→ **WRITTEN INSTRUCTION**
Copy each line exactly. Leave nothing out.

→ **RECORDS SHOWN**
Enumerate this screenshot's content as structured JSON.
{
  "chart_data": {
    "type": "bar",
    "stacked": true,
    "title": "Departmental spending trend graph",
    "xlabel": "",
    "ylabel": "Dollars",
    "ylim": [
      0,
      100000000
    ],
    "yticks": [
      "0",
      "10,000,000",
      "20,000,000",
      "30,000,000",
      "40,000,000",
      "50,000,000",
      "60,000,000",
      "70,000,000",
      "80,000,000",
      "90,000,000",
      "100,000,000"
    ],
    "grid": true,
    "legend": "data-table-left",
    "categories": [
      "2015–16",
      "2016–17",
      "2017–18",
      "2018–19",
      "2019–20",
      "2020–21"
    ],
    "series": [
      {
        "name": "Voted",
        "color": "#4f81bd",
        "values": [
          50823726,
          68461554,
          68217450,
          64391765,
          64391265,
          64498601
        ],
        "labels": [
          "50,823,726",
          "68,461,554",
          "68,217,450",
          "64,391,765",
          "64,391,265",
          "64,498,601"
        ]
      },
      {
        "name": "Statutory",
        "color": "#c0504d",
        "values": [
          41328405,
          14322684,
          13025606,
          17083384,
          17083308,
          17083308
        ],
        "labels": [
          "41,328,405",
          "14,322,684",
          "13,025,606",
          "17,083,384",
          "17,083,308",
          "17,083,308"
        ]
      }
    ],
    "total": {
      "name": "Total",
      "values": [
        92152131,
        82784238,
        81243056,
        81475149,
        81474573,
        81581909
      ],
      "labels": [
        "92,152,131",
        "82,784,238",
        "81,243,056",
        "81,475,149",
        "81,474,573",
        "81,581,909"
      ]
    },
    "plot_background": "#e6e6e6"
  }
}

→ **SOLUTION FOR THIS PROBLEM**
Enumerate this screenshot's content as structured JSON.
{
  "chart_data": {
    "type": "bar",
    "stacked": true,
    "title": "Departmental spending trend graph",
    "xlabel": "",
    "ylabel": "Dollars",
    "ylim": [
      0,
      100000000
    ],
    "yticks": [
      "0",
      "10,000,000",
      "20,000,000",
      "30,000,000",
      "40,000,000",
      "50,000,000",
      "60,000,000",
      "70,000,000",
      "80,000,000",
      "90,000,000",
      "100,000,000"
    ],
    "grid": true,
    "legend": "data-table-left",
    "categories": [
      "2015–16",
      "2016–17",
      "2017–18",
      "2018–19",
      "2019–20",
      "2020–21"
    ],
    "series": [
      {
        "name": "Voted",
        "color": "#4f81bd",
        "values": [
          50823726,
          68461554,
          68217450,
          64391765,
          64391265,
          64498601
        ],
        "labels": [
          "50,823,726",
          "68,461,554",
          "68,217,450",
          "64,391,765",
          "64,391,265",
          "64,498,601"
        ]
      },
      {
        "name": "Statutory",
        "color": "#c0504d",
        "values": [
          41328405,
          14322684,
          13025606,
          17083384,
          17083308,
          17083308
        ],
        "labels": [
          "41,328,405",
          "14,322,684",
          "13,025,606",
          "17,083,384",
          "17,083,308",
          "17,083,308"
        ]
      }
    ],
    "total": {
      "name": "Total",
      "values": [
        92152131,
        82784238,
        81243056,
        81475149,
        81474573,
        81581909
      ],
      "labels": [
        "92,152,131",
        "82,784,238",
        "81,243,056",
        "81,475,149",
        "81,474,573",
        "81,581,909"
      ]
    },
    "plot_background": "#e6e6e6"
  }
}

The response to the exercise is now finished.